Transcribe every entry word for word, leaving out all images.

[TASK INPUT]:
============
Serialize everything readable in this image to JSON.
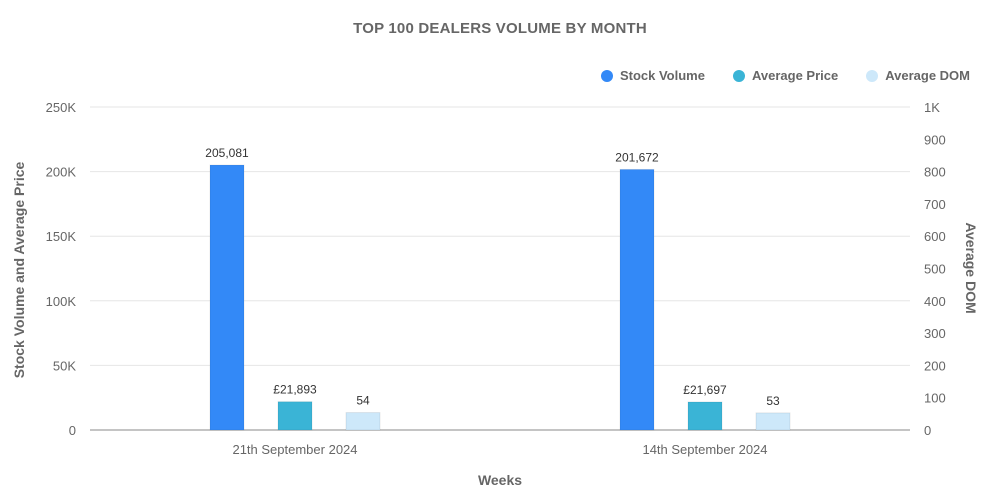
{
  "chart_data": {
    "type": "bar",
    "title": "TOP 100 DEALERS VOLUME BY MONTH",
    "xlabel": "Weeks",
    "ylabel_left": "Stock Volume and Average Price",
    "ylabel_right": "Average DOM",
    "categories": [
      "21th September 2024",
      "14th September 2024"
    ],
    "ylim_left": [
      0,
      250000
    ],
    "yticks_left": [
      "0",
      "50K",
      "100K",
      "150K",
      "200K",
      "250K"
    ],
    "ylim_right": [
      0,
      1000
    ],
    "yticks_right": [
      "0",
      "100",
      "200",
      "300",
      "400",
      "500",
      "600",
      "700",
      "800",
      "900",
      "1K"
    ],
    "grid": true,
    "legend_position": "top-right",
    "series": [
      {
        "name": "Stock Volume",
        "axis": "left",
        "color": "#3389f7",
        "values": [
          205081,
          201672
        ],
        "labels": [
          "205,081",
          "201,672"
        ]
      },
      {
        "name": "Average Price",
        "axis": "left",
        "color": "#3ab4d6",
        "values": [
          21893,
          21697
        ],
        "labels": [
          "£21,893",
          "£21,697"
        ]
      },
      {
        "name": "Average DOM",
        "axis": "right",
        "color": "#cde8fa",
        "values": [
          54,
          53
        ],
        "labels": [
          "54",
          "53"
        ]
      }
    ]
  }
}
============
[CORRECT ANSWER]:
Serialize everything readable in this image to JSON.
{
  "chart_data": {
    "type": "bar",
    "title": "TOP 100 DEALERS VOLUME BY MONTH",
    "xlabel": "Weeks",
    "ylabel_left": "Stock Volume and Average Price",
    "ylabel_right": "Average DOM",
    "categories": [
      "21th September 2024",
      "14th September 2024"
    ],
    "ylim_left": [
      0,
      250000
    ],
    "yticks_left": [
      "0",
      "50K",
      "100K",
      "150K",
      "200K",
      "250K"
    ],
    "ylim_right": [
      0,
      1000
    ],
    "yticks_right": [
      "0",
      "100",
      "200",
      "300",
      "400",
      "500",
      "600",
      "700",
      "800",
      "900",
      "1K"
    ],
    "grid": true,
    "legend_position": "top-right",
    "series": [
      {
        "name": "Stock Volume",
        "axis": "left",
        "color": "#3389f7",
        "values": [
          205081,
          201672
        ],
        "labels": [
          "205,081",
          "201,672"
        ]
      },
      {
        "name": "Average Price",
        "axis": "left",
        "color": "#3ab4d6",
        "values": [
          21893,
          21697
        ],
        "labels": [
          "£21,893",
          "£21,697"
        ]
      },
      {
        "name": "Average DOM",
        "axis": "right",
        "color": "#cde8fa",
        "values": [
          54,
          53
        ],
        "labels": [
          "54",
          "53"
        ]
      }
    ]
  }
}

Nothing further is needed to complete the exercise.